* Start Available records *

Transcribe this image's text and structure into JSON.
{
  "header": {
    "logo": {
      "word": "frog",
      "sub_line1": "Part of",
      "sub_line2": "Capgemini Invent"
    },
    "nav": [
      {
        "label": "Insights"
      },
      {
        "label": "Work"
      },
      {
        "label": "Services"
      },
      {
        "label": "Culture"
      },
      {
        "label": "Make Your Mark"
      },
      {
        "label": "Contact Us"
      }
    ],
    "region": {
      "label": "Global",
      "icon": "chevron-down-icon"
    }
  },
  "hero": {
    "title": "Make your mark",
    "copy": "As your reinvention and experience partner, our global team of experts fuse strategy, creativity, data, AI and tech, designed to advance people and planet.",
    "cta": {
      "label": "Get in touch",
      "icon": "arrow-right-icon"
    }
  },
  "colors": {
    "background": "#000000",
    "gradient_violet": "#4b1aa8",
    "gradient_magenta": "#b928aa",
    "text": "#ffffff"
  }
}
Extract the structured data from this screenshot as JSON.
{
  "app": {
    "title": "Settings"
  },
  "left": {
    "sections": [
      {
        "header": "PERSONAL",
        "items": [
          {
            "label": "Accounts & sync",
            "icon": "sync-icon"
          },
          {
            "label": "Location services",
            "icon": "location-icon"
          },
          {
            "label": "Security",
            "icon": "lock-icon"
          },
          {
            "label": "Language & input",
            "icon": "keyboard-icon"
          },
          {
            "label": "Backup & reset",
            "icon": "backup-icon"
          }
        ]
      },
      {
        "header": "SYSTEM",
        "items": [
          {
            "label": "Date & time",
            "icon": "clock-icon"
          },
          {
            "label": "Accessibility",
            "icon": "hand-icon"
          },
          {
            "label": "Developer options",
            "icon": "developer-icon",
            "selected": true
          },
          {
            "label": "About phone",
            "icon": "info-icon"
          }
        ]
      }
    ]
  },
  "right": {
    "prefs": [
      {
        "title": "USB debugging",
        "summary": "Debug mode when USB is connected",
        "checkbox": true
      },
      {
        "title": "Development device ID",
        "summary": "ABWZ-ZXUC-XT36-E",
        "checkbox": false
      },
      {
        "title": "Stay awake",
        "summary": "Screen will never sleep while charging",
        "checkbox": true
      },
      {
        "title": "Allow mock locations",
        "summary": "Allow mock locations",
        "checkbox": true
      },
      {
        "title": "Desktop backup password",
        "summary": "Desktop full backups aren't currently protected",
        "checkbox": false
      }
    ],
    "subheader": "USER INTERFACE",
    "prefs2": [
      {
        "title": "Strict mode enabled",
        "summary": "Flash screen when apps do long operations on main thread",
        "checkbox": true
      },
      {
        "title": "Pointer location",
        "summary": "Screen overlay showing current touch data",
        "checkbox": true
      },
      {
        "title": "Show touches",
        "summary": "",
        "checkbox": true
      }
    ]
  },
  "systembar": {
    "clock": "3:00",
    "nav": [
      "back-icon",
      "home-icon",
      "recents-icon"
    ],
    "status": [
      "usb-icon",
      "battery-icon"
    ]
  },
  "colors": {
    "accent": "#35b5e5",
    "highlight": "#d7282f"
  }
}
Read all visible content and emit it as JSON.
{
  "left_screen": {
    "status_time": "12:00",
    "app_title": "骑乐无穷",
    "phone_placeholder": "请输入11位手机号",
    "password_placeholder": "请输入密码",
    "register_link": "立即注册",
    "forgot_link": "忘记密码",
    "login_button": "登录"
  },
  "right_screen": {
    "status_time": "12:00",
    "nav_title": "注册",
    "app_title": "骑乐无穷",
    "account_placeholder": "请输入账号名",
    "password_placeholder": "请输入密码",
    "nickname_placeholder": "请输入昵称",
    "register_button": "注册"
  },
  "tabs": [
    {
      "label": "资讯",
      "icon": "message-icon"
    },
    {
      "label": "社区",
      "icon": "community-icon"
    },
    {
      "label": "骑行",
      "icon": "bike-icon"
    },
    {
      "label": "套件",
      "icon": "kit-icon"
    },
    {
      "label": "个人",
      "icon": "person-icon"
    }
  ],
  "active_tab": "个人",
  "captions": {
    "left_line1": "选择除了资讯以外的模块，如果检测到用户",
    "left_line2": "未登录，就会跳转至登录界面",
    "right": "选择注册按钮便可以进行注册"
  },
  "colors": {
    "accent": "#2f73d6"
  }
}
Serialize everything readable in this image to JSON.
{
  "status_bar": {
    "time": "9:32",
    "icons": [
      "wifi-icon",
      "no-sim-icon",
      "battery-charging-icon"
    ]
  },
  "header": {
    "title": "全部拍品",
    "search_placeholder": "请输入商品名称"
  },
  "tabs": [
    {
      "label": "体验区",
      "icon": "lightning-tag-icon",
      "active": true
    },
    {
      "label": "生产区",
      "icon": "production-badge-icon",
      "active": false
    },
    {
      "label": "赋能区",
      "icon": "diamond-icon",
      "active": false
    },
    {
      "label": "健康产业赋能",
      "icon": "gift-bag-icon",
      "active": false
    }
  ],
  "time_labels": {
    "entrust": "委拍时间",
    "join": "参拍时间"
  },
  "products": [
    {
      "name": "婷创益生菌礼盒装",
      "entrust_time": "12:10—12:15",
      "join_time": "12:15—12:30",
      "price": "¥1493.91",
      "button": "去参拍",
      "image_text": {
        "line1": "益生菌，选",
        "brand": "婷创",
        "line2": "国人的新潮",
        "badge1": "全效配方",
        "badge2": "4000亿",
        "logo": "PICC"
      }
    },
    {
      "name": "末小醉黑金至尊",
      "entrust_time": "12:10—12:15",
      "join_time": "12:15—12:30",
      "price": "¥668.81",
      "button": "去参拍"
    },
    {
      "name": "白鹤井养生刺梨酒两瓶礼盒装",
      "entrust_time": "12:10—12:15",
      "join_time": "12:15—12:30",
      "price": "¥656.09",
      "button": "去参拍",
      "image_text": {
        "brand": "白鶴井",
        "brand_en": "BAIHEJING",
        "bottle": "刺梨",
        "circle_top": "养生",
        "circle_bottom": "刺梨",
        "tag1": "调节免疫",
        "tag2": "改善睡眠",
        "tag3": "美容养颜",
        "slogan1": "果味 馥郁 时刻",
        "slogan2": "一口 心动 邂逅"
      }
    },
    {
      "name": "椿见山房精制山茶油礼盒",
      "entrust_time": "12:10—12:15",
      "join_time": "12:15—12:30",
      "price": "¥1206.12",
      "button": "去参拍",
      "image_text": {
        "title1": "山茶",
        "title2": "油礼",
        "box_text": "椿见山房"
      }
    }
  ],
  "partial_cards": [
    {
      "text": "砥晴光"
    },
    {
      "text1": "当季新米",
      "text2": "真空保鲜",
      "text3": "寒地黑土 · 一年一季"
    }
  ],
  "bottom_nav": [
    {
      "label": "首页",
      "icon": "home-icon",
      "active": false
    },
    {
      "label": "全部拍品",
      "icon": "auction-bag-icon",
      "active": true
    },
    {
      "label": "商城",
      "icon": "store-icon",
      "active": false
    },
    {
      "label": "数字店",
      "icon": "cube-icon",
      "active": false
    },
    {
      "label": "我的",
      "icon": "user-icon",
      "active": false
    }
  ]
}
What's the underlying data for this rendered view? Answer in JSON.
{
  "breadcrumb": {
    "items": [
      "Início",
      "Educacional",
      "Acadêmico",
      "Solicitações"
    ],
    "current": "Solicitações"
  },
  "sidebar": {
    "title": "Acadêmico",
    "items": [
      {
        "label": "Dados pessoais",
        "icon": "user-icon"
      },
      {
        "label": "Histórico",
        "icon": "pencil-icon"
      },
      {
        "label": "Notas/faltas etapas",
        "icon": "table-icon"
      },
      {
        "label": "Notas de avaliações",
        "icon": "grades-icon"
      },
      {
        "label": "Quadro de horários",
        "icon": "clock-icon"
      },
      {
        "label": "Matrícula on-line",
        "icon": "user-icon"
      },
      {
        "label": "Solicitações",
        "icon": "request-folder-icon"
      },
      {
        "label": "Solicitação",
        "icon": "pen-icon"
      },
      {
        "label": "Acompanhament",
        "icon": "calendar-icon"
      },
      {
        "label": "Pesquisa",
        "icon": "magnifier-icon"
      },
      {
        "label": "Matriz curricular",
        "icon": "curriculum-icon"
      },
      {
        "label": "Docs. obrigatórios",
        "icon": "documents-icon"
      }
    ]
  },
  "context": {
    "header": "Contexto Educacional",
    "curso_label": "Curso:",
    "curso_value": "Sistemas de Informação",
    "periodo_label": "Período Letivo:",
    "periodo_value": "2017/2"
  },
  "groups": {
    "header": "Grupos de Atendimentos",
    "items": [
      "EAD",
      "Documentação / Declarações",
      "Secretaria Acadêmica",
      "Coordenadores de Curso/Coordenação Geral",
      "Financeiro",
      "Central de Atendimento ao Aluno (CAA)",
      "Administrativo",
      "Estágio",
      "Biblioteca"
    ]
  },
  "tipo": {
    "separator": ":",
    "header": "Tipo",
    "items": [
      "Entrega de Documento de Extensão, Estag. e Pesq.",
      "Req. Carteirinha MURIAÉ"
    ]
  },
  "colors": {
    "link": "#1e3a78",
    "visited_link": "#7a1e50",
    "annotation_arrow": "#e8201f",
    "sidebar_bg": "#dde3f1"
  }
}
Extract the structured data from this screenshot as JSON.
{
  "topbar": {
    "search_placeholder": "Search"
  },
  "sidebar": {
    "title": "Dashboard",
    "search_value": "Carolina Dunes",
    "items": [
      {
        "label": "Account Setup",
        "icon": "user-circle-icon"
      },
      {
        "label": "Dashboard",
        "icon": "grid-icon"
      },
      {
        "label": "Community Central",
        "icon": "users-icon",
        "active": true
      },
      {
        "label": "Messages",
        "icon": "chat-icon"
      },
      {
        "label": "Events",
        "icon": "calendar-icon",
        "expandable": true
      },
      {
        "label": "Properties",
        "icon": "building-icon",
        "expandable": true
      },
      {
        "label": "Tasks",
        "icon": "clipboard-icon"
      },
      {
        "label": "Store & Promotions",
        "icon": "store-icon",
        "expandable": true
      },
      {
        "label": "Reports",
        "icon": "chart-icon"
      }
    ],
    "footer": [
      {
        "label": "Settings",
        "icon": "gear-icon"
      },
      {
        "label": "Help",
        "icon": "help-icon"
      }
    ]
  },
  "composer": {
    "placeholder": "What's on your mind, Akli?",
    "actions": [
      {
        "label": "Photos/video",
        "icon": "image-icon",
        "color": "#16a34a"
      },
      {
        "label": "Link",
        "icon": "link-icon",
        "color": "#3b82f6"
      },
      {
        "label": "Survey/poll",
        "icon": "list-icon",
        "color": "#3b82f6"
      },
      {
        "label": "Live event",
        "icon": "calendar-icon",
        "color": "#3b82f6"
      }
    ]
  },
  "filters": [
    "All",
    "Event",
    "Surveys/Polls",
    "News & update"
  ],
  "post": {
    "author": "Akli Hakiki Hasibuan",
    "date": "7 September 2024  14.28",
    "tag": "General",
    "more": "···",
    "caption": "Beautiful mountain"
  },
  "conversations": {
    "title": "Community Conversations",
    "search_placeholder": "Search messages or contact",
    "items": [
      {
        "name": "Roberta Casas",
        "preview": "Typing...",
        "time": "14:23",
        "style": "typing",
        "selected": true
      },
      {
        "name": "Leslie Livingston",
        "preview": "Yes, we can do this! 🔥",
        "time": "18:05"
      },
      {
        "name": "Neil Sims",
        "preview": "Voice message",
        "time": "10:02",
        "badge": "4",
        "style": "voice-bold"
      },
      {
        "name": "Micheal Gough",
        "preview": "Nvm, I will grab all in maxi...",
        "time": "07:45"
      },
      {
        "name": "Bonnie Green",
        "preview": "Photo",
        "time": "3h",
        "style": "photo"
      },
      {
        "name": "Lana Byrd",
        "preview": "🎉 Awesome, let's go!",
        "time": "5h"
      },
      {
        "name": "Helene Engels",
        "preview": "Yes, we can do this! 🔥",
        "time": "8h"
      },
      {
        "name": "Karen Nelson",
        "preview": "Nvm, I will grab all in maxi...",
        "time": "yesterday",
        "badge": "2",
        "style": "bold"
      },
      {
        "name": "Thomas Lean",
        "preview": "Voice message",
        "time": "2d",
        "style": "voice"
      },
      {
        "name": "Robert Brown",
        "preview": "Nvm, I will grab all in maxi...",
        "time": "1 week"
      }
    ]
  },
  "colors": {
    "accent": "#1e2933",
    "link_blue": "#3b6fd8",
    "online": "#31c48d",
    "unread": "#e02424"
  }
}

* End Available records *

Task brief - Return solely the number of lines in the data that include the word "Educacional".

Complete output - 2